Extracto de página:
Por Fredes L. Castro

7 de febrero de 2017

El especialista en asuntos militares John Robb explica las definiciones internacionales de Donald Trump en función de una estrategia mercantilista que antepone la cuestión comercial al interés nacional, entendido lo último en el sentido securitario convencionalmente formulado por el establishment autóctono y practicado por las administraciones precedentes. De acuerdo a Robb, la agresividad de las políticas exteriores del presidente norteamericano es directamente proporcional al déficit del saldo comercial registrado con los países con que intercambia bienes y servicios.

Datos registrados:

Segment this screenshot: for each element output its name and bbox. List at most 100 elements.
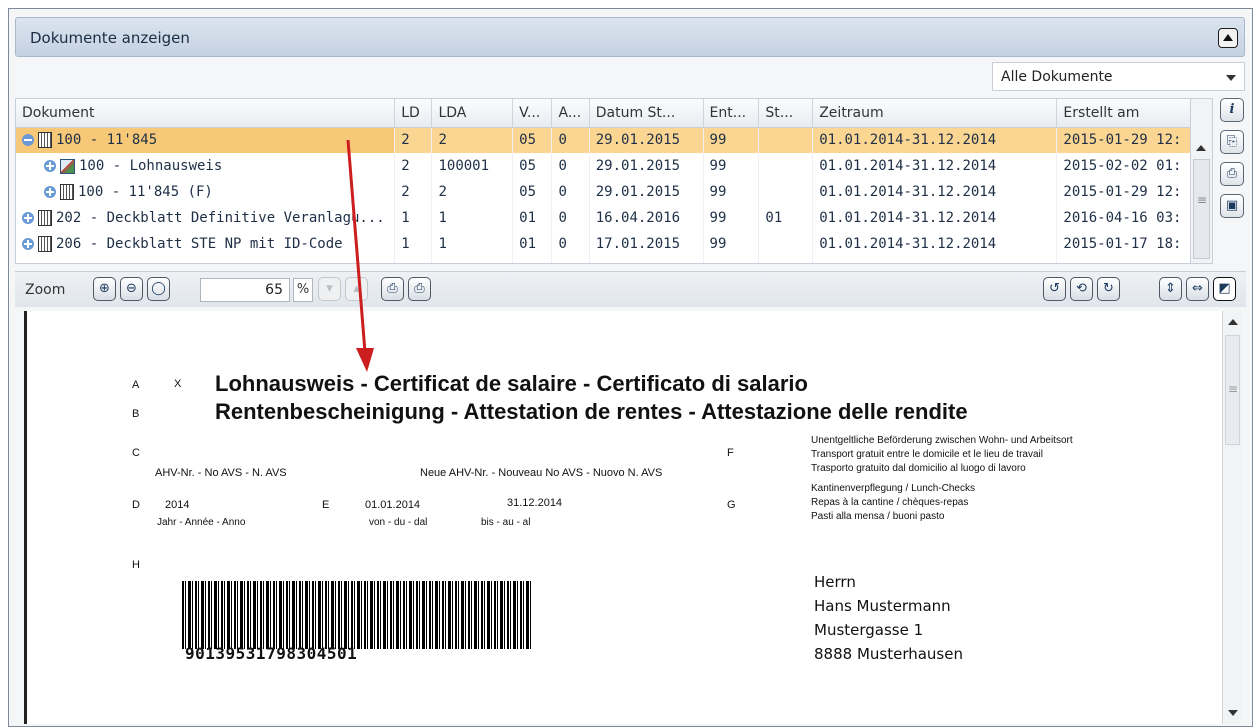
zoom-label: Zoom: [25, 282, 66, 298]
column-header-a[interactable]: A...: [551, 99, 590, 128]
document-title-line2: Rentenbescheinigung - Attestation de ren…: [215, 399, 968, 424]
viewer-toolbar: Zoom ⊕ ⊖ ◯ 65 % ▾ ▴ ⎙ ⎙ ↺ ⟲ ↻ ⇕ ⇔ ◩: [15, 271, 1246, 307]
table-row[interactable]: 202 - Deckblatt Definitive Veranlagu... …: [16, 205, 1190, 231]
scroll-down-icon[interactable]: [1228, 710, 1238, 716]
cell-erstellt: 2015-01-17 18:: [1056, 231, 1190, 257]
cell-zeitraum: 01.01.2014-31.12.2014: [812, 153, 1058, 179]
column-header-datum[interactable]: Datum St...: [589, 99, 704, 128]
cell-lda: 1: [431, 231, 514, 257]
zoom-fit-icon[interactable]: ◯: [147, 277, 170, 301]
fit-page-icon[interactable]: ◩: [1213, 277, 1236, 301]
info-icon[interactable]: i: [1220, 98, 1244, 122]
page-down-icon[interactable]: ▾: [318, 277, 341, 301]
document-filter-select[interactable]: Alle Dokumente: [992, 62, 1245, 91]
document-name: 100 - Lohnausweis: [79, 158, 223, 174]
save-document-icon[interactable]: ▣: [1220, 194, 1244, 218]
cell-ent: 99: [703, 153, 760, 179]
cell-lda: 2: [431, 179, 514, 205]
field-a-checkmark: X: [174, 378, 182, 390]
cell-ent: 99: [703, 231, 760, 257]
export-document-icon[interactable]: ⎘: [1220, 130, 1244, 154]
rotate-180-icon[interactable]: ⟲: [1070, 277, 1093, 301]
cell-zeitraum: 01.01.2014-31.12.2014: [812, 205, 1058, 231]
scrollbar-thumb[interactable]: [1193, 159, 1210, 259]
scroll-up-icon[interactable]: [1228, 319, 1238, 325]
rotate-right-icon[interactable]: ↻: [1097, 277, 1120, 301]
column-header-v[interactable]: V...: [512, 99, 553, 128]
barcode-image: [182, 581, 532, 649]
scroll-up-icon[interactable]: [1196, 145, 1206, 151]
chevron-down-icon[interactable]: [1226, 75, 1236, 81]
barcode-number: 90139531798304501: [185, 644, 358, 663]
expand-node-icon[interactable]: [44, 186, 56, 198]
fit-height-icon[interactable]: ⇕: [1159, 277, 1182, 301]
cell-st: [758, 127, 814, 153]
column-header-dokument[interactable]: Dokument: [16, 99, 396, 128]
cell-ent: 99: [703, 205, 760, 231]
cell-a: 0: [551, 205, 590, 231]
year-value: 2014: [165, 499, 190, 511]
f-text-line1: Unentgeltliche Beförderung zwischen Wohn…: [811, 435, 1073, 446]
address-line: Hans Mustermann: [814, 597, 951, 615]
period-to-value: 31.12.2014: [507, 497, 563, 509]
document-filter-value: Alle Dokumente: [1001, 69, 1113, 85]
rotate-left-icon[interactable]: ↺: [1043, 277, 1066, 301]
column-header-ent[interactable]: Ent...: [703, 99, 760, 128]
zoom-input[interactable]: 65: [200, 278, 290, 302]
g-text-line1: Kantinenverpflegung / Lunch-Checks: [811, 483, 975, 494]
f-text-line2: Transport gratuit entre le domicile et l…: [811, 449, 1043, 460]
table-row[interactable]: [16, 257, 1190, 263]
column-header-zeitraum[interactable]: Zeitraum: [812, 99, 1058, 128]
panel-header: Dokumente anzeigen: [15, 17, 1245, 57]
column-header-lda[interactable]: LDA: [431, 99, 514, 128]
cell-datum: 29.01.2015: [589, 179, 704, 205]
print-all-icon[interactable]: ⎙: [408, 277, 431, 301]
expand-node-icon[interactable]: [44, 160, 56, 172]
zoom-out-icon[interactable]: ⊖: [120, 277, 143, 301]
period-from-label: von - du - dal: [369, 517, 428, 528]
field-c-marker: C: [132, 447, 140, 459]
cell-erstellt: 2015-01-29 12:: [1056, 127, 1190, 153]
table-row[interactable]: 206 - Deckblatt STE NP mit ID-Code 1 1 0…: [16, 231, 1190, 257]
column-header-ld[interactable]: LD: [394, 99, 433, 128]
collapse-node-icon[interactable]: [22, 134, 34, 147]
scrollbar-thumb[interactable]: [1225, 335, 1240, 445]
page-up-icon[interactable]: ▴: [345, 277, 368, 301]
column-header-st[interactable]: St...: [758, 99, 814, 128]
field-f-marker: F: [727, 447, 734, 459]
side-toolbar: i ⎘ ⎙ ▣: [1220, 98, 1246, 226]
cell-zeitraum: 01.01.2014-31.12.2014: [812, 231, 1058, 257]
expand-node-icon[interactable]: [22, 238, 34, 250]
zoom-unit: %: [293, 278, 313, 302]
cell-st: [758, 231, 814, 257]
print-icon[interactable]: ⎙: [381, 277, 404, 301]
table-row[interactable]: 100 - Lohnausweis 2 100001 05 0 29.01.20…: [16, 153, 1190, 179]
document-name: 100 - 11'845 (F): [78, 184, 213, 200]
cell-st: [758, 179, 814, 205]
field-h-marker: H: [132, 559, 140, 571]
fit-width-icon[interactable]: ⇔: [1186, 277, 1209, 301]
g-text-line2: Repas à la cantine / chèques-repas: [811, 497, 969, 508]
table-row[interactable]: 100 - 11'845 (F) 2 2 05 0 29.01.2015 99 …: [16, 179, 1190, 205]
g-text-line3: Pasti alla mensa / buoni pasto: [811, 511, 945, 522]
cell-ld: 2: [394, 127, 433, 153]
cell-v: 01: [512, 205, 553, 231]
column-header-erstellt[interactable]: Erstellt am: [1056, 99, 1190, 128]
collapse-icon[interactable]: [1218, 28, 1238, 48]
cell-zeitraum: 01.01.2014-31.12.2014: [812, 127, 1058, 153]
field-e-marker: E: [322, 499, 330, 511]
expand-node-icon[interactable]: [22, 212, 34, 224]
table-scrollbar[interactable]: [1191, 98, 1213, 264]
print-icon[interactable]: ⎙: [1220, 162, 1244, 186]
document-scrollbar[interactable]: [1222, 311, 1242, 724]
cell-v: 05: [512, 153, 553, 179]
zoom-in-icon[interactable]: ⊕: [93, 277, 116, 301]
year-label: Jahr - Année - Anno: [157, 517, 246, 528]
document-name: 100 - 11'845: [56, 132, 158, 149]
new-ahv-label: Neue AHV-Nr. - Nouveau No AVS - Nuovo N.…: [420, 467, 663, 479]
cell-a: 0: [551, 231, 590, 257]
table-row[interactable]: 100 - 11'845 2 2 05 0 29.01.2015 99 01.0…: [16, 127, 1190, 153]
document-icon: [38, 210, 52, 226]
address-line: Herrn: [814, 573, 856, 591]
document-icon: [38, 236, 52, 252]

Tareas y ejercicios:
1. Según el extracto de página, ¿a qué es directamente proporcional la agresividad de las políticas exteriores del presidente norteamericano?
2. Reproduce sin cambios el fragmento del extracto de página que va desde "7 de febrero" hasta "bienes y servicios.".

Resultados por tarea:
1. Es directamente proporcional al déficit del saldo comercial registrado con los países con que intercambia bienes y servicios.

2.
7 de febrero de 2017

El especialista en asuntos militares John Robb explica las definiciones internacionales de Donald Trump en función de una estrategia mercantilista que antepone la cuestión comercial al interés nacional, entendido lo último en el sentido securitario convencionalmente formulado por el establishment autóctono y practicado por las administraciones precedentes. De acuerdo a Robb, la agresividad de las políticas exteriores del presidente norteamericano es directamente proporcional al déficit del saldo comercial registrado con los países con que intercambia bienes y servicios.